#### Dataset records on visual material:

********

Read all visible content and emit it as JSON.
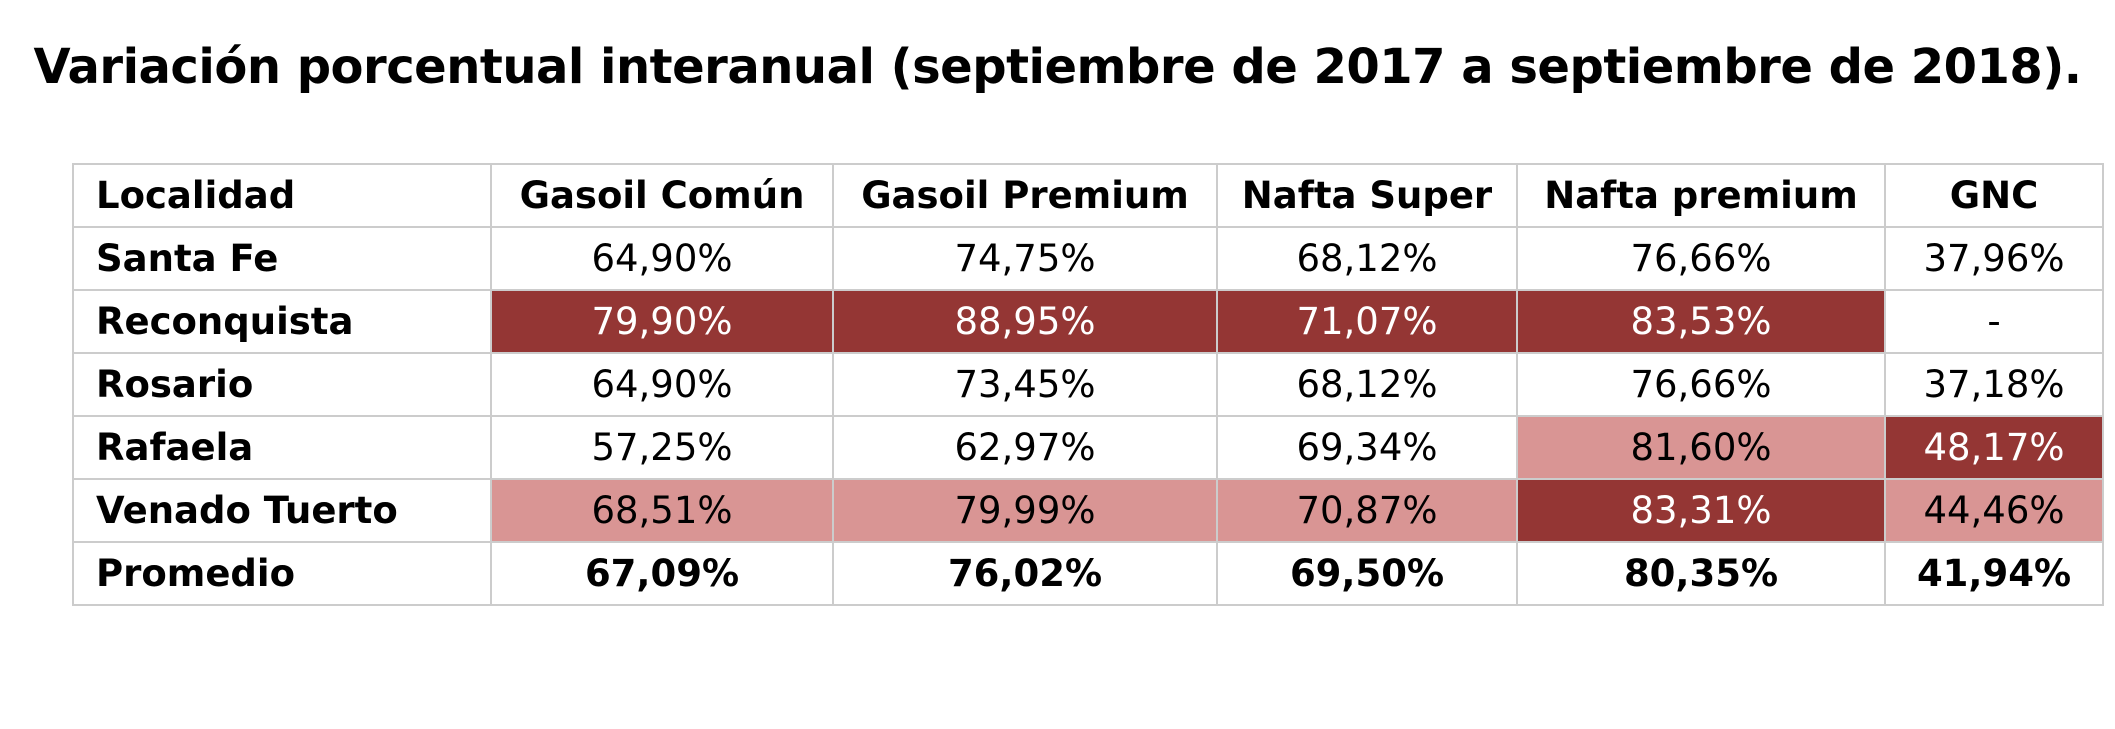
{
  "title": "Variación porcentual interanual (septiembre de 2017 a septiembre de 2018).",
  "colors": {
    "dark_highlight": "#943634",
    "light_highlight": "#d99594",
    "grid_line": "#cccccc"
  },
  "chart_data": {
    "type": "table",
    "title": "Variación porcentual interanual (septiembre de 2017 a septiembre de 2018).",
    "columns": [
      "Localidad",
      "Gasoil Común",
      "Gasoil Premium",
      "Nafta Super",
      "Nafta premium",
      "GNC"
    ],
    "rows": [
      {
        "name": "Santa Fe",
        "cells": [
          {
            "text": "64,90%",
            "style": "none"
          },
          {
            "text": "74,75%",
            "style": "none"
          },
          {
            "text": "68,12%",
            "style": "none"
          },
          {
            "text": "76,66%",
            "style": "none"
          },
          {
            "text": "37,96%",
            "style": "none"
          }
        ]
      },
      {
        "name": "Reconquista",
        "cells": [
          {
            "text": "79,90%",
            "style": "dark"
          },
          {
            "text": "88,95%",
            "style": "dark"
          },
          {
            "text": "71,07%",
            "style": "dark"
          },
          {
            "text": "83,53%",
            "style": "dark"
          },
          {
            "text": "-",
            "style": "none"
          }
        ]
      },
      {
        "name": "Rosario",
        "cells": [
          {
            "text": "64,90%",
            "style": "none"
          },
          {
            "text": "73,45%",
            "style": "none"
          },
          {
            "text": "68,12%",
            "style": "none"
          },
          {
            "text": "76,66%",
            "style": "none"
          },
          {
            "text": "37,18%",
            "style": "none"
          }
        ]
      },
      {
        "name": "Rafaela",
        "cells": [
          {
            "text": "57,25%",
            "style": "none"
          },
          {
            "text": "62,97%",
            "style": "none"
          },
          {
            "text": "69,34%",
            "style": "none"
          },
          {
            "text": "81,60%",
            "style": "light"
          },
          {
            "text": "48,17%",
            "style": "dark"
          }
        ]
      },
      {
        "name": "Venado Tuerto",
        "cells": [
          {
            "text": "68,51%",
            "style": "light"
          },
          {
            "text": "79,99%",
            "style": "light"
          },
          {
            "text": "70,87%",
            "style": "light"
          },
          {
            "text": "83,31%",
            "style": "dark"
          },
          {
            "text": "44,46%",
            "style": "light"
          }
        ]
      },
      {
        "name": "Promedio",
        "cells": [
          {
            "text": "67,09%",
            "style": "none"
          },
          {
            "text": "76,02%",
            "style": "none"
          },
          {
            "text": "69,50%",
            "style": "none"
          },
          {
            "text": "80,35%",
            "style": "none"
          },
          {
            "text": "41,94%",
            "style": "none"
          }
        ]
      }
    ]
  }
}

********

#### What this task involves:
Copy every record above exactly as written, but leave out the pictures.

#### Response for this exercise:
Read all visible content and emit it as JSON.
{
  "title": "Variación porcentual interanual (septiembre de 2017 a septiembre de 2018).",
  "colors": {
    "dark_highlight": "#943634",
    "light_highlight": "#d99594",
    "grid_line": "#cccccc"
  },
  "chart_data": {
    "type": "table",
    "title": "Variación porcentual interanual (septiembre de 2017 a septiembre de 2018).",
    "columns": [
      "Localidad",
      "Gasoil Común",
      "Gasoil Premium",
      "Nafta Super",
      "Nafta premium",
      "GNC"
    ],
    "rows": [
      {
        "name": "Santa Fe",
        "cells": [
          {
            "text": "64,90%",
            "style": "none"
          },
          {
            "text": "74,75%",
            "style": "none"
          },
          {
            "text": "68,12%",
            "style": "none"
          },
          {
            "text": "76,66%",
            "style": "none"
          },
          {
            "text": "37,96%",
            "style": "none"
          }
        ]
      },
      {
        "name": "Reconquista",
        "cells": [
          {
            "text": "79,90%",
            "style": "dark"
          },
          {
            "text": "88,95%",
            "style": "dark"
          },
          {
            "text": "71,07%",
            "style": "dark"
          },
          {
            "text": "83,53%",
            "style": "dark"
          },
          {
            "text": "-",
            "style": "none"
          }
        ]
      },
      {
        "name": "Rosario",
        "cells": [
          {
            "text": "64,90%",
            "style": "none"
          },
          {
            "text": "73,45%",
            "style": "none"
          },
          {
            "text": "68,12%",
            "style": "none"
          },
          {
            "text": "76,66%",
            "style": "none"
          },
          {
            "text": "37,18%",
            "style": "none"
          }
        ]
      },
      {
        "name": "Rafaela",
        "cells": [
          {
            "text": "57,25%",
            "style": "none"
          },
          {
            "text": "62,97%",
            "style": "none"
          },
          {
            "text": "69,34%",
            "style": "none"
          },
          {
            "text": "81,60%",
            "style": "light"
          },
          {
            "text": "48,17%",
            "style": "dark"
          }
        ]
      },
      {
        "name": "Venado Tuerto",
        "cells": [
          {
            "text": "68,51%",
            "style": "light"
          },
          {
            "text": "79,99%",
            "style": "light"
          },
          {
            "text": "70,87%",
            "style": "light"
          },
          {
            "text": "83,31%",
            "style": "dark"
          },
          {
            "text": "44,46%",
            "style": "light"
          }
        ]
      },
      {
        "name": "Promedio",
        "cells": [
          {
            "text": "67,09%",
            "style": "none"
          },
          {
            "text": "76,02%",
            "style": "none"
          },
          {
            "text": "69,50%",
            "style": "none"
          },
          {
            "text": "80,35%",
            "style": "none"
          },
          {
            "text": "41,94%",
            "style": "none"
          }
        ]
      }
    ]
  }
}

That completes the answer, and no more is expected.